Data supplied =
________

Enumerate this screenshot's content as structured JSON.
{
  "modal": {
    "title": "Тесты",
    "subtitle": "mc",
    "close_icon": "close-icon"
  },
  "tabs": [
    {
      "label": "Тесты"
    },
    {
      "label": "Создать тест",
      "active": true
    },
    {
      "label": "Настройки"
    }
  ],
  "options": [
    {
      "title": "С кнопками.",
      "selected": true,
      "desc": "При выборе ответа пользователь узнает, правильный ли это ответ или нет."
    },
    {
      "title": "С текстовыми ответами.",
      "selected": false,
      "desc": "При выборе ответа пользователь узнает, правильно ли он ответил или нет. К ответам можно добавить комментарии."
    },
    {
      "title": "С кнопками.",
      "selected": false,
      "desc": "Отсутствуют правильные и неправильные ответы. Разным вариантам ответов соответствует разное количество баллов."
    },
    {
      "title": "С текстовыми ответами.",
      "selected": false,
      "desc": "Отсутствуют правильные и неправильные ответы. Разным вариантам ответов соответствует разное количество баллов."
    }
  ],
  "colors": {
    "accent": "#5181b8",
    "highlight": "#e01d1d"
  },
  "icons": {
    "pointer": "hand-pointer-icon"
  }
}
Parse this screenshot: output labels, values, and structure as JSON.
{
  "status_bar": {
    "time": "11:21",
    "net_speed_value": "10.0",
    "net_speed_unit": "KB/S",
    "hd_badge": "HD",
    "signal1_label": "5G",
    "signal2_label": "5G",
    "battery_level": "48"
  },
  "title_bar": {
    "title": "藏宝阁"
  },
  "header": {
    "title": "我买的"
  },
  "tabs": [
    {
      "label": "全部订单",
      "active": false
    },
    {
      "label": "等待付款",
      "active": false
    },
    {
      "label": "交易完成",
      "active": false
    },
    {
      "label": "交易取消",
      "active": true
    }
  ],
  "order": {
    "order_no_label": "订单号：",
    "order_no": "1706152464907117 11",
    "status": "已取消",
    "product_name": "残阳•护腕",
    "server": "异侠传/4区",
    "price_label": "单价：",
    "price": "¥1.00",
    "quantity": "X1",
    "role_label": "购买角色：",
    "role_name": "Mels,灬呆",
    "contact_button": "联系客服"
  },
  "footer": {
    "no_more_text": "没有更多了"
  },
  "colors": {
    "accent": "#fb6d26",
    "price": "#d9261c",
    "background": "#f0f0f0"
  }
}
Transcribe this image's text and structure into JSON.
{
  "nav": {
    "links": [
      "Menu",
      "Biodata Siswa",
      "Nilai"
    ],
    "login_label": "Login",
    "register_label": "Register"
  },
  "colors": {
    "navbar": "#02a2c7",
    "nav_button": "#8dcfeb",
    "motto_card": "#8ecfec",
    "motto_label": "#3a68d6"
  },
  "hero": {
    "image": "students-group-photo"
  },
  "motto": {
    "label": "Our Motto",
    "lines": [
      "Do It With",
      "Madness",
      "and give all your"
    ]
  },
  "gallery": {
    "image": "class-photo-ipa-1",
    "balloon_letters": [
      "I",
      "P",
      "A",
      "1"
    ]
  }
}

________

Goal =
Every entry above needs to be quoted exactly.

Solution to the problem =
Enumerate this screenshot's content as structured JSON.
{
  "modal": {
    "title": "Тесты",
    "subtitle": "mc",
    "close_icon": "close-icon"
  },
  "tabs": [
    {
      "label": "Тесты"
    },
    {
      "label": "Создать тест",
      "active": true
    },
    {
      "label": "Настройки"
    }
  ],
  "options": [
    {
      "title": "С кнопками.",
      "selected": true,
      "desc": "При выборе ответа пользователь узнает, правильный ли это ответ или нет."
    },
    {
      "title": "С текстовыми ответами.",
      "selected": false,
      "desc": "При выборе ответа пользователь узнает, правильно ли он ответил или нет. К ответам можно добавить комментарии."
    },
    {
      "title": "С кнопками.",
      "selected": false,
      "desc": "Отсутствуют правильные и неправильные ответы. Разным вариантам ответов соответствует разное количество баллов."
    },
    {
      "title": "С текстовыми ответами.",
      "selected": false,
      "desc": "Отсутствуют правильные и неправильные ответы. Разным вариантам ответов соответствует разное количество баллов."
    }
  ],
  "colors": {
    "accent": "#5181b8",
    "highlight": "#e01d1d"
  },
  "icons": {
    "pointer": "hand-pointer-icon"
  }
}
Parse this screenshot: output labels, values, and structure as JSON.
{
  "status_bar": {
    "time": "11:21",
    "net_speed_value": "10.0",
    "net_speed_unit": "KB/S",
    "hd_badge": "HD",
    "signal1_label": "5G",
    "signal2_label": "5G",
    "battery_level": "48"
  },
  "title_bar": {
    "title": "藏宝阁"
  },
  "header": {
    "title": "我买的"
  },
  "tabs": [
    {
      "label": "全部订单",
      "active": false
    },
    {
      "label": "等待付款",
      "active": false
    },
    {
      "label": "交易完成",
      "active": false
    },
    {
      "label": "交易取消",
      "active": true
    }
  ],
  "order": {
    "order_no_label": "订单号：",
    "order_no": "1706152464907117 11",
    "status": "已取消",
    "product_name": "残阳•护腕",
    "server": "异侠传/4区",
    "price_label": "单价：",
    "price": "¥1.00",
    "quantity": "X1",
    "role_label": "购买角色：",
    "role_name": "Mels,灬呆",
    "contact_button": "联系客服"
  },
  "footer": {
    "no_more_text": "没有更多了"
  },
  "colors": {
    "accent": "#fb6d26",
    "price": "#d9261c",
    "background": "#f0f0f0"
  }
}
Transcribe this image's text and structure into JSON.
{
  "nav": {
    "links": [
      "Menu",
      "Biodata Siswa",
      "Nilai"
    ],
    "login_label": "Login",
    "register_label": "Register"
  },
  "colors": {
    "navbar": "#02a2c7",
    "nav_button": "#8dcfeb",
    "motto_card": "#8ecfec",
    "motto_label": "#3a68d6"
  },
  "hero": {
    "image": "students-group-photo"
  },
  "motto": {
    "label": "Our Motto",
    "lines": [
      "Do It With",
      "Madness",
      "and give all your"
    ]
  },
  "gallery": {
    "image": "class-photo-ipa-1",
    "balloon_letters": [
      "I",
      "P",
      "A",
      "1"
    ]
  }
}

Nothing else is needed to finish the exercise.